(WHAT YOU SHOULD DO)
Write each record again exactly as it stands.

(DATA ROWS)
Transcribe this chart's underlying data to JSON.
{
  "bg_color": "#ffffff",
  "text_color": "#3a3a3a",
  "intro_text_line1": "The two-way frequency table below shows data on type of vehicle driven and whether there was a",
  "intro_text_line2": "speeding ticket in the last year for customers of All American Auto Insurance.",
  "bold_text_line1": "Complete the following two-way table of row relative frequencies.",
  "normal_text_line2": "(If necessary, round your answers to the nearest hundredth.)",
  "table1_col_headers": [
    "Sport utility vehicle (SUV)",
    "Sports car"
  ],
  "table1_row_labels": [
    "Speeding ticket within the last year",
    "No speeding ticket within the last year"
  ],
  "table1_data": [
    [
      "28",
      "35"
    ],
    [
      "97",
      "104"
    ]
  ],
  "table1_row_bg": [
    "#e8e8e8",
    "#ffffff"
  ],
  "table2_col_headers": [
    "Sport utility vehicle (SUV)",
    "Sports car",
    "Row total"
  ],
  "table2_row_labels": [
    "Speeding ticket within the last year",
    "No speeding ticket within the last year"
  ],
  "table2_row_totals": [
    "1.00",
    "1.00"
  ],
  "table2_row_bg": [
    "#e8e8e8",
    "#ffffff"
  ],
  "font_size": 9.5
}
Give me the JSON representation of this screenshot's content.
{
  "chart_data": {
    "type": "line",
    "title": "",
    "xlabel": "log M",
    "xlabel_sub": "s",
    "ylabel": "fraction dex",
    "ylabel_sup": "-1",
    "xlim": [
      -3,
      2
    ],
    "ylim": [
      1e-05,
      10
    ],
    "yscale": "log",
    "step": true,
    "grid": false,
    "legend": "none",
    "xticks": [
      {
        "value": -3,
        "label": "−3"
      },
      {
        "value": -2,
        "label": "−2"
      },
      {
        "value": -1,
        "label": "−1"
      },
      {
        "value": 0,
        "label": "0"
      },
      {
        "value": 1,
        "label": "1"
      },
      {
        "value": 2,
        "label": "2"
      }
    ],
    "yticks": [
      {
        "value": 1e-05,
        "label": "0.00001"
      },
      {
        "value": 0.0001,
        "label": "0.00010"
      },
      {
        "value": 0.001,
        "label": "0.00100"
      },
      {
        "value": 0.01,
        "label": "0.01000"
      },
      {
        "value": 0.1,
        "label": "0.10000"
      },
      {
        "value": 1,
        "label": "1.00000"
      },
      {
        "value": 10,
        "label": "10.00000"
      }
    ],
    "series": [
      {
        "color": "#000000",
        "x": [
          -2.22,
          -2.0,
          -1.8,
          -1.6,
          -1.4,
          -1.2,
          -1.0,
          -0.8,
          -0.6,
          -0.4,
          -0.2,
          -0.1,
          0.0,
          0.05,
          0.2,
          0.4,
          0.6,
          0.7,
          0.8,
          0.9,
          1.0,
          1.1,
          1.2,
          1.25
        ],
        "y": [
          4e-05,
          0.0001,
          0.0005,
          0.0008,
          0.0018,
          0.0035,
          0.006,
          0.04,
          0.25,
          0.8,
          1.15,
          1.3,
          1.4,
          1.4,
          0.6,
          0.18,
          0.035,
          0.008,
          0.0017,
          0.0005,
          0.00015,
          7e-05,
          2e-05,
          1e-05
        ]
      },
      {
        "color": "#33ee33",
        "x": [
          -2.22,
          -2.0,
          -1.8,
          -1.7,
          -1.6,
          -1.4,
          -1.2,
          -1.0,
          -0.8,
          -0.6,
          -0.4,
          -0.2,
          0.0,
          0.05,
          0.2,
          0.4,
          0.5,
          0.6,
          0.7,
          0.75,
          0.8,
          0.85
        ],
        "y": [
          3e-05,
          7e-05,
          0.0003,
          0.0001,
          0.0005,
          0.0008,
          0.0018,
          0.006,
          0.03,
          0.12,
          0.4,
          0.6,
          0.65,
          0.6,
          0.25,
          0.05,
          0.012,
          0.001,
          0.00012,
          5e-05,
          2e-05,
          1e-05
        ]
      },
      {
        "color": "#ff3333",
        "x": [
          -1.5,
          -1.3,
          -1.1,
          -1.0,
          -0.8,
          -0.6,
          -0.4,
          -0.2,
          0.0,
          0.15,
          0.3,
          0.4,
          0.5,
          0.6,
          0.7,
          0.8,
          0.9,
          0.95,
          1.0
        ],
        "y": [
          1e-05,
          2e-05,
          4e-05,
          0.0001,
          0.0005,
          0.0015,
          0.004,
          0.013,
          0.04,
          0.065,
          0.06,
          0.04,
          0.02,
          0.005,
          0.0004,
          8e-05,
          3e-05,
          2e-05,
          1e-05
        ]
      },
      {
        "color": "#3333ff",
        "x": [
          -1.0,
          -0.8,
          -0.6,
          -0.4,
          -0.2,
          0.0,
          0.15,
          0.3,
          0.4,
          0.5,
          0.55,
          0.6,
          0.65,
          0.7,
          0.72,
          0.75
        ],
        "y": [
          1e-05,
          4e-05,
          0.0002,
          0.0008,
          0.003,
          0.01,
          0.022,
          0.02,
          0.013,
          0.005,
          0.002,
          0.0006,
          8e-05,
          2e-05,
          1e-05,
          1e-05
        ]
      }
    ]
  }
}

(EXERCISE RESULT)
Transcribe this chart's underlying data to JSON.
{
  "bg_color": "#ffffff",
  "text_color": "#3a3a3a",
  "intro_text_line1": "The two-way frequency table below shows data on type of vehicle driven and whether there was a",
  "intro_text_line2": "speeding ticket in the last year for customers of All American Auto Insurance.",
  "bold_text_line1": "Complete the following two-way table of row relative frequencies.",
  "normal_text_line2": "(If necessary, round your answers to the nearest hundredth.)",
  "table1_col_headers": [
    "Sport utility vehicle (SUV)",
    "Sports car"
  ],
  "table1_row_labels": [
    "Speeding ticket within the last year",
    "No speeding ticket within the last year"
  ],
  "table1_data": [
    [
      "28",
      "35"
    ],
    [
      "97",
      "104"
    ]
  ],
  "table1_row_bg": [
    "#e8e8e8",
    "#ffffff"
  ],
  "table2_col_headers": [
    "Sport utility vehicle (SUV)",
    "Sports car",
    "Row total"
  ],
  "table2_row_labels": [
    "Speeding ticket within the last year",
    "No speeding ticket within the last year"
  ],
  "table2_row_totals": [
    "1.00",
    "1.00"
  ],
  "table2_row_bg": [
    "#e8e8e8",
    "#ffffff"
  ],
  "font_size": 9.5
}
Give me the JSON representation of this screenshot's content.
{
  "chart_data": {
    "type": "line",
    "title": "",
    "xlabel": "log M",
    "xlabel_sub": "s",
    "ylabel": "fraction dex",
    "ylabel_sup": "-1",
    "xlim": [
      -3,
      2
    ],
    "ylim": [
      1e-05,
      10
    ],
    "yscale": "log",
    "step": true,
    "grid": false,
    "legend": "none",
    "xticks": [
      {
        "value": -3,
        "label": "−3"
      },
      {
        "value": -2,
        "label": "−2"
      },
      {
        "value": -1,
        "label": "−1"
      },
      {
        "value": 0,
        "label": "0"
      },
      {
        "value": 1,
        "label": "1"
      },
      {
        "value": 2,
        "label": "2"
      }
    ],
    "yticks": [
      {
        "value": 1e-05,
        "label": "0.00001"
      },
      {
        "value": 0.0001,
        "label": "0.00010"
      },
      {
        "value": 0.001,
        "label": "0.00100"
      },
      {
        "value": 0.01,
        "label": "0.01000"
      },
      {
        "value": 0.1,
        "label": "0.10000"
      },
      {
        "value": 1,
        "label": "1.00000"
      },
      {
        "value": 10,
        "label": "10.00000"
      }
    ],
    "series": [
      {
        "color": "#000000",
        "x": [
          -2.22,
          -2.0,
          -1.8,
          -1.6,
          -1.4,
          -1.2,
          -1.0,
          -0.8,
          -0.6,
          -0.4,
          -0.2,
          -0.1,
          0.0,
          0.05,
          0.2,
          0.4,
          0.6,
          0.7,
          0.8,
          0.9,
          1.0,
          1.1,
          1.2,
          1.25
        ],
        "y": [
          4e-05,
          0.0001,
          0.0005,
          0.0008,
          0.0018,
          0.0035,
          0.006,
          0.04,
          0.25,
          0.8,
          1.15,
          1.3,
          1.4,
          1.4,
          0.6,
          0.18,
          0.035,
          0.008,
          0.0017,
          0.0005,
          0.00015,
          7e-05,
          2e-05,
          1e-05
        ]
      },
      {
        "color": "#33ee33",
        "x": [
          -2.22,
          -2.0,
          -1.8,
          -1.7,
          -1.6,
          -1.4,
          -1.2,
          -1.0,
          -0.8,
          -0.6,
          -0.4,
          -0.2,
          0.0,
          0.05,
          0.2,
          0.4,
          0.5,
          0.6,
          0.7,
          0.75,
          0.8,
          0.85
        ],
        "y": [
          3e-05,
          7e-05,
          0.0003,
          0.0001,
          0.0005,
          0.0008,
          0.0018,
          0.006,
          0.03,
          0.12,
          0.4,
          0.6,
          0.65,
          0.6,
          0.25,
          0.05,
          0.012,
          0.001,
          0.00012,
          5e-05,
          2e-05,
          1e-05
        ]
      },
      {
        "color": "#ff3333",
        "x": [
          -1.5,
          -1.3,
          -1.1,
          -1.0,
          -0.8,
          -0.6,
          -0.4,
          -0.2,
          0.0,
          0.15,
          0.3,
          0.4,
          0.5,
          0.6,
          0.7,
          0.8,
          0.9,
          0.95,
          1.0
        ],
        "y": [
          1e-05,
          2e-05,
          4e-05,
          0.0001,
          0.0005,
          0.0015,
          0.004,
          0.013,
          0.04,
          0.065,
          0.06,
          0.04,
          0.02,
          0.005,
          0.0004,
          8e-05,
          3e-05,
          2e-05,
          1e-05
        ]
      },
      {
        "color": "#3333ff",
        "x": [
          -1.0,
          -0.8,
          -0.6,
          -0.4,
          -0.2,
          0.0,
          0.15,
          0.3,
          0.4,
          0.5,
          0.55,
          0.6,
          0.65,
          0.7,
          0.72,
          0.75
        ],
        "y": [
          1e-05,
          4e-05,
          0.0002,
          0.0008,
          0.003,
          0.01,
          0.022,
          0.02,
          0.013,
          0.005,
          0.002,
          0.0006,
          8e-05,
          2e-05,
          1e-05,
          1e-05
        ]
      }
    ]
  }
}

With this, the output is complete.